• [Available records]

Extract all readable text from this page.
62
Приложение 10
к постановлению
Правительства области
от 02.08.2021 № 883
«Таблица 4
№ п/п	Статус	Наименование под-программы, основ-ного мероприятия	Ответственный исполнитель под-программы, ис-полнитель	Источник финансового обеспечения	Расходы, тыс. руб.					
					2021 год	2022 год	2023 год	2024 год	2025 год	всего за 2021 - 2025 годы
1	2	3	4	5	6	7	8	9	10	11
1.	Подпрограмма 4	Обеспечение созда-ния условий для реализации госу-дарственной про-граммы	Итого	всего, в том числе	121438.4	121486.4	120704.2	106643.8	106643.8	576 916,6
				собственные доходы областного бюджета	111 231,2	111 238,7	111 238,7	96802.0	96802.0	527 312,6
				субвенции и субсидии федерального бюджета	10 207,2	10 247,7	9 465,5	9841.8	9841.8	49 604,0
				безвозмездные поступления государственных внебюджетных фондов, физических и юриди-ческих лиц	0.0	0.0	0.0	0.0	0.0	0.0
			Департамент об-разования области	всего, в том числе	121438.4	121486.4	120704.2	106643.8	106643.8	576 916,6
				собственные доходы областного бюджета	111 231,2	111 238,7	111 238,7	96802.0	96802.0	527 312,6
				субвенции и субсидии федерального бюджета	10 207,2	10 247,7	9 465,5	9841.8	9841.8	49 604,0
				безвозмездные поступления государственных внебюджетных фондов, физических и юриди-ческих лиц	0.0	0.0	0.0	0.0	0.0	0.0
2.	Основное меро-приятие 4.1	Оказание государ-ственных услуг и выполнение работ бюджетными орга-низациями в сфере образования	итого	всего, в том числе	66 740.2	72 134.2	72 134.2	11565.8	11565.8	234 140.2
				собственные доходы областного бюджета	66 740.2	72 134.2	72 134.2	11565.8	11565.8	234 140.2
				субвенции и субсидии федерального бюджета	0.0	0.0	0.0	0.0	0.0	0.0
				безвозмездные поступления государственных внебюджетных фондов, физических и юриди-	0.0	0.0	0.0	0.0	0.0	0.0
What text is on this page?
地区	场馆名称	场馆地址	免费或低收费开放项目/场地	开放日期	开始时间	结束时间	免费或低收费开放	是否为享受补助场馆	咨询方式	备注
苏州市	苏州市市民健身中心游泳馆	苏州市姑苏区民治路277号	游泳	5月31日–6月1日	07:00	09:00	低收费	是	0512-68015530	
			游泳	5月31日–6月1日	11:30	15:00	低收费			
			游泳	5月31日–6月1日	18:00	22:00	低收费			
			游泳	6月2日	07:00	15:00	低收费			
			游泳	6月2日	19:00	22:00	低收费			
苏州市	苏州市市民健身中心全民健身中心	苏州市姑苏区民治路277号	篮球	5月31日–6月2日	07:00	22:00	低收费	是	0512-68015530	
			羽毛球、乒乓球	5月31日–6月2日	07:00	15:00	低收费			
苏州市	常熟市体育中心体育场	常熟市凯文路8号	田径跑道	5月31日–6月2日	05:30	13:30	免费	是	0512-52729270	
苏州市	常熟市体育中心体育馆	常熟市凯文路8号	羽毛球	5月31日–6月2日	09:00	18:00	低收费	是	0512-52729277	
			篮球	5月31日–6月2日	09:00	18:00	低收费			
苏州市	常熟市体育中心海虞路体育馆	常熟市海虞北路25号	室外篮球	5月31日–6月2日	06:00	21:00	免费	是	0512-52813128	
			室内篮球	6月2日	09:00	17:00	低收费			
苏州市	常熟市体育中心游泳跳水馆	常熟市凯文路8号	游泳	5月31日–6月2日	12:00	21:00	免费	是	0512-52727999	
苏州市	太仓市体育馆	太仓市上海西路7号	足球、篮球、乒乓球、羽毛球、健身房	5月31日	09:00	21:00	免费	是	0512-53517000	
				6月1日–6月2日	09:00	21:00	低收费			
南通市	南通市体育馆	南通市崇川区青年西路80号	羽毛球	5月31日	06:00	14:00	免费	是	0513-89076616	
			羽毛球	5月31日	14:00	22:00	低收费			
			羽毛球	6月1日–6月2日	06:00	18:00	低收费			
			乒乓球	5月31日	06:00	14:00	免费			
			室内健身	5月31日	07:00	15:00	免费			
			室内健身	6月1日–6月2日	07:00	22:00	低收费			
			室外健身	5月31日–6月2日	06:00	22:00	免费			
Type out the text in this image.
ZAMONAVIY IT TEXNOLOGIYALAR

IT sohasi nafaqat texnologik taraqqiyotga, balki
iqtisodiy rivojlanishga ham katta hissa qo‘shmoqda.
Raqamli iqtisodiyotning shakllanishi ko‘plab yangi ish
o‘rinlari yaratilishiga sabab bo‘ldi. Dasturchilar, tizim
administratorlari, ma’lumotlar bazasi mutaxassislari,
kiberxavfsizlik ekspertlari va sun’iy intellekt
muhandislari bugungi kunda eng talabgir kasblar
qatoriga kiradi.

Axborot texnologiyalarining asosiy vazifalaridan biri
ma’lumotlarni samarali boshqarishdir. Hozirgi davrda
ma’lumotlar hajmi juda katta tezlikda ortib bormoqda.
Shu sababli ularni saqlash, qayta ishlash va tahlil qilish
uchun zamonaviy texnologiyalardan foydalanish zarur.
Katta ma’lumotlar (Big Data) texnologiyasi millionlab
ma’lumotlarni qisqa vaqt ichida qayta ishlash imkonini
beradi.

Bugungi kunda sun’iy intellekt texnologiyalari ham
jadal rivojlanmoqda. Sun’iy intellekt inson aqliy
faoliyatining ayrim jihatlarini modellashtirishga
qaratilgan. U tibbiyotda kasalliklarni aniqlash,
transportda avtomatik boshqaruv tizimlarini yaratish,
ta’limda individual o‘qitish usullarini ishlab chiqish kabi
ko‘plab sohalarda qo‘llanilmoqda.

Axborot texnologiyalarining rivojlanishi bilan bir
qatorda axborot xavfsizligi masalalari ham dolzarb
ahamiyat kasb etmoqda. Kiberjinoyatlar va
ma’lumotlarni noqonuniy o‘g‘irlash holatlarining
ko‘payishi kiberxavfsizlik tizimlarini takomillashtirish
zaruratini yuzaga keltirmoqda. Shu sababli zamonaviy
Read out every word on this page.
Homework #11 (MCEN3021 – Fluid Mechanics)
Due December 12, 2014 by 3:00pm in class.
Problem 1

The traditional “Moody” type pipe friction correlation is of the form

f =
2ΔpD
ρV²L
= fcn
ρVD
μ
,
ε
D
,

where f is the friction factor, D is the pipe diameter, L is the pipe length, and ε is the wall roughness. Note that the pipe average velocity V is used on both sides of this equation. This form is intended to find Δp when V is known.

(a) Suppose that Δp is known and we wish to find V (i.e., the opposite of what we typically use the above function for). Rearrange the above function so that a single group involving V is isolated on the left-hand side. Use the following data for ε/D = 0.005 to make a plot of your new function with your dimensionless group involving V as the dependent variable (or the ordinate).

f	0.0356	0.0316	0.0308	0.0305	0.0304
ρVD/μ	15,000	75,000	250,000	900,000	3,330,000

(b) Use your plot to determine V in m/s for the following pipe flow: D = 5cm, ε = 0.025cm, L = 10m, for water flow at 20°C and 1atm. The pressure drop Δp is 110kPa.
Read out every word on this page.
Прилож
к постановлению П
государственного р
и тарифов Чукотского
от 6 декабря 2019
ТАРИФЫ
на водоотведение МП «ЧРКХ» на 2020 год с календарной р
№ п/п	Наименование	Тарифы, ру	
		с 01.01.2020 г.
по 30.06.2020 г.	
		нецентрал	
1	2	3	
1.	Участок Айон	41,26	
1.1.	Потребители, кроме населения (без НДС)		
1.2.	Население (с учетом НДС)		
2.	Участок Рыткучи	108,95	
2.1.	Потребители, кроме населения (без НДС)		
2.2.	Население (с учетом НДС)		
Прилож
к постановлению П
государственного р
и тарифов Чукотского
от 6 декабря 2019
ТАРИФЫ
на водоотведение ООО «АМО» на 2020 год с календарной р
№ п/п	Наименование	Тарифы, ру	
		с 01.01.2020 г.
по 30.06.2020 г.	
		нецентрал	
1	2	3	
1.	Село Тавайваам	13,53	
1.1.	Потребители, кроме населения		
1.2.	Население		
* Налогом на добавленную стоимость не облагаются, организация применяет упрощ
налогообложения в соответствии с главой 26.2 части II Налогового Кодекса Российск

• [What needs to be done] Only the number is wanted: how many lines contain the string "qayta"?

• [Final result] 2